Copy out each line exactly as it appears.

===============

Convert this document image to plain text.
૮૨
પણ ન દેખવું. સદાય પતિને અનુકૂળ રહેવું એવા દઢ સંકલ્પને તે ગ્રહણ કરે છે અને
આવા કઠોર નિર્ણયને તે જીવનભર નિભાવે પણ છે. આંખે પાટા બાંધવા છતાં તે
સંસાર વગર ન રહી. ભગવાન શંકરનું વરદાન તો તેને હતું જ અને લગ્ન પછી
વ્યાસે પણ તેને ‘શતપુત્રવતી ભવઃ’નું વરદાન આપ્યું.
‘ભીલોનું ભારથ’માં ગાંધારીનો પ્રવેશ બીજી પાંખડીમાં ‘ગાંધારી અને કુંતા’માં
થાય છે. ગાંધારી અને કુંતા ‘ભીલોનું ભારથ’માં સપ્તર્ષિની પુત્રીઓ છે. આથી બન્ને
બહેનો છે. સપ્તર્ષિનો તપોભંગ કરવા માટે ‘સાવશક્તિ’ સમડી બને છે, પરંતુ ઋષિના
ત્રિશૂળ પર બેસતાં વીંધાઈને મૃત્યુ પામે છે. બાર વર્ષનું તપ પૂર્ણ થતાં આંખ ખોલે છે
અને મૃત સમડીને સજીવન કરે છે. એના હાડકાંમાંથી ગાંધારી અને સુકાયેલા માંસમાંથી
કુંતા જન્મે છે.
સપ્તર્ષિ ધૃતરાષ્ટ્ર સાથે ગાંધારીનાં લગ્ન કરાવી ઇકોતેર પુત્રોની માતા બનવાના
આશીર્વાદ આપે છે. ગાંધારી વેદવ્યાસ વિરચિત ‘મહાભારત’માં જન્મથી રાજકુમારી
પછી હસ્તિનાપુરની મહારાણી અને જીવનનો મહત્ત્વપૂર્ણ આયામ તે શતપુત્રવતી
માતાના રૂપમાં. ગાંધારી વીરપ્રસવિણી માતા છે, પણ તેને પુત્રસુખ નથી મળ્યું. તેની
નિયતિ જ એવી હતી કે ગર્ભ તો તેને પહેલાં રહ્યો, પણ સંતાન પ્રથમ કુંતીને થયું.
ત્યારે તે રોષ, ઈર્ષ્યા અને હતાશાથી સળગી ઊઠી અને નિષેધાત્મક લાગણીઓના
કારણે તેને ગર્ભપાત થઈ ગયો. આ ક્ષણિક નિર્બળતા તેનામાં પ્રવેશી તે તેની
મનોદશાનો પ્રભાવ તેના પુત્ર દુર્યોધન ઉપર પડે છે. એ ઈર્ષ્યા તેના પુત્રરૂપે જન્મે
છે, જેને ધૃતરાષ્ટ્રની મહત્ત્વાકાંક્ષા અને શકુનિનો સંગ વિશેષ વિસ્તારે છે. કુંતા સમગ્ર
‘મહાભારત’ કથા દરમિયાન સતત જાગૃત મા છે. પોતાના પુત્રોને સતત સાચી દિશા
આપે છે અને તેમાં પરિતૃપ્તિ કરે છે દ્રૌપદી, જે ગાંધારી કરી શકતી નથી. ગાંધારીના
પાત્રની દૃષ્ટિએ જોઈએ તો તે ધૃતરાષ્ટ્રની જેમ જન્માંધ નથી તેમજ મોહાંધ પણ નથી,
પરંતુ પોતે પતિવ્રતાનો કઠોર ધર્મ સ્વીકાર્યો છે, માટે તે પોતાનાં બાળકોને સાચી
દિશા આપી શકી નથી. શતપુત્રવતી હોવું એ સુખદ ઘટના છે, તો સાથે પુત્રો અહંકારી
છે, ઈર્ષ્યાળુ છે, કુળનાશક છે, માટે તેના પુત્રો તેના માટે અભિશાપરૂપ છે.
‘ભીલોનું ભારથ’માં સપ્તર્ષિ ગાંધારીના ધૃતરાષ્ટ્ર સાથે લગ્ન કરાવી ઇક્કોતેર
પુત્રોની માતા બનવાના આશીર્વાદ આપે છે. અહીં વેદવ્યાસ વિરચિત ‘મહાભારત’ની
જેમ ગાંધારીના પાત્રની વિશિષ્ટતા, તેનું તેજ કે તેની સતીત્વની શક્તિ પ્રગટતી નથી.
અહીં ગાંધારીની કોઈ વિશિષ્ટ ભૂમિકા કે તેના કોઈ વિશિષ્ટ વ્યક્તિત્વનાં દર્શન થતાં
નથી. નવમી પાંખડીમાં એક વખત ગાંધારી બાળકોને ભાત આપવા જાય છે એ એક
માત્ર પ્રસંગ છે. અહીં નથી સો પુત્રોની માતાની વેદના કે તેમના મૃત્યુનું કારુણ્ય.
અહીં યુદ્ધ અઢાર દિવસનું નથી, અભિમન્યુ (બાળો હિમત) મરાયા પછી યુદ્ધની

===============

## Answer to the exercise
Convert this document image to plain text.
૮૨
પણ ન દેખવું. સદાય પતિને અનુકૂળ રહેવું એવા દઢ સંકલ્પને તે ગ્રહણ કરે છે અને
આવા કઠોર નિર્ણયને તે જીવનભર નિભાવે પણ છે. આંખે પાટા બાંધવા છતાં તે
સંસાર વગર ન રહી. ભગવાન શંકરનું વરદાન તો તેને હતું જ અને લગ્ન પછી
વ્યાસે પણ તેને ‘શતપુત્રવતી ભવઃ’નું વરદાન આપ્યું.
‘ભીલોનું ભારથ’માં ગાંધારીનો પ્રવેશ બીજી પાંખડીમાં ‘ગાંધારી અને કુંતા’માં
થાય છે. ગાંધારી અને કુંતા ‘ભીલોનું ભારથ’માં સપ્તર્ષિની પુત્રીઓ છે. આથી બન્ને
બહેનો છે. સપ્તર્ષિનો તપોભંગ કરવા માટે ‘સાવશક્તિ’ સમડી બને છે, પરંતુ ઋષિના
ત્રિશૂળ પર બેસતાં વીંધાઈને મૃત્યુ પામે છે. બાર વર્ષનું તપ પૂર્ણ થતાં આંખ ખોલે છે
અને મૃત સમડીને સજીવન કરે છે. એના હાડકાંમાંથી ગાંધારી અને સુકાયેલા માંસમાંથી
કુંતા જન્મે છે.
સપ્તર્ષિ ધૃતરાષ્ટ્ર સાથે ગાંધારીનાં લગ્ન કરાવી ઇકોતેર પુત્રોની માતા બનવાના
આશીર્વાદ આપે છે. ગાંધારી વેદવ્યાસ વિરચિત ‘મહાભારત’માં જન્મથી રાજકુમારી
પછી હસ્તિનાપુરની મહારાણી અને જીવનનો મહત્ત્વપૂર્ણ આયામ તે શતપુત્રવતી
માતાના રૂપમાં. ગાંધારી વીરપ્રસવિણી માતા છે, પણ તેને પુત્રસુખ નથી મળ્યું. તેની
નિયતિ જ એવી હતી કે ગર્ભ તો તેને પહેલાં રહ્યો, પણ સંતાન પ્રથમ કુંતીને થયું.
ત્યારે તે રોષ, ઈર્ષ્યા અને હતાશાથી સળગી ઊઠી અને નિષેધાત્મક લાગણીઓના
કારણે તેને ગર્ભપાત થઈ ગયો. આ ક્ષણિક નિર્બળતા તેનામાં પ્રવેશી તે તેની
મનોદશાનો પ્રભાવ તેના પુત્ર દુર્યોધન ઉપર પડે છે. એ ઈર્ષ્યા તેના પુત્રરૂપે જન્મે
છે, જેને ધૃતરાષ્ટ્રની મહત્ત્વાકાંક્ષા અને શકુનિનો સંગ વિશેષ વિસ્તારે છે. કુંતા સમગ્ર
‘મહાભારત’ કથા દરમિયાન સતત જાગૃત મા છે. પોતાના પુત્રોને સતત સાચી દિશા
આપે છે અને તેમાં પરિતૃપ્તિ કરે છે દ્રૌપદી, જે ગાંધારી કરી શકતી નથી. ગાંધારીના
પાત્રની દૃષ્ટિએ જોઈએ તો તે ધૃતરાષ્ટ્રની જેમ જન્માંધ નથી તેમજ મોહાંધ પણ નથી,
પરંતુ પોતે પતિવ્રતાનો કઠોર ધર્મ સ્વીકાર્યો છે, માટે તે પોતાનાં બાળકોને સાચી
દિશા આપી શકી નથી. શતપુત્રવતી હોવું એ સુખદ ઘટના છે, તો સાથે પુત્રો અહંકારી
છે, ઈર્ષ્યાળુ છે, કુળનાશક છે, માટે તેના પુત્રો તેના માટે અભિશાપરૂપ છે.
‘ભીલોનું ભારથ’માં સપ્તર્ષિ ગાંધારીના ધૃતરાષ્ટ્ર સાથે લગ્ન કરાવી ઇક્કોતેર
પુત્રોની માતા બનવાના આશીર્વાદ આપે છે. અહીં વેદવ્યાસ વિરચિત ‘મહાભારત’ની
જેમ ગાંધારીના પાત્રની વિશિષ્ટતા, તેનું તેજ કે તેની સતીત્વની શક્તિ પ્રગટતી નથી.
અહીં ગાંધારીની કોઈ વિશિષ્ટ ભૂમિકા કે તેના કોઈ વિશિષ્ટ વ્યક્તિત્વનાં દર્શન થતાં
નથી. નવમી પાંખડીમાં એક વખત ગાંધારી બાળકોને ભાત આપવા જાય છે એ એક
માત્ર પ્રસંગ છે. અહીં નથી સો પુત્રોની માતાની વેદના કે તેમના મૃત્યુનું કારુણ્ય.
અહીં યુદ્ધ અઢાર દિવસનું નથી, અભિમન્યુ (બાળો હિમત) મરાયા પછી યુદ્ધની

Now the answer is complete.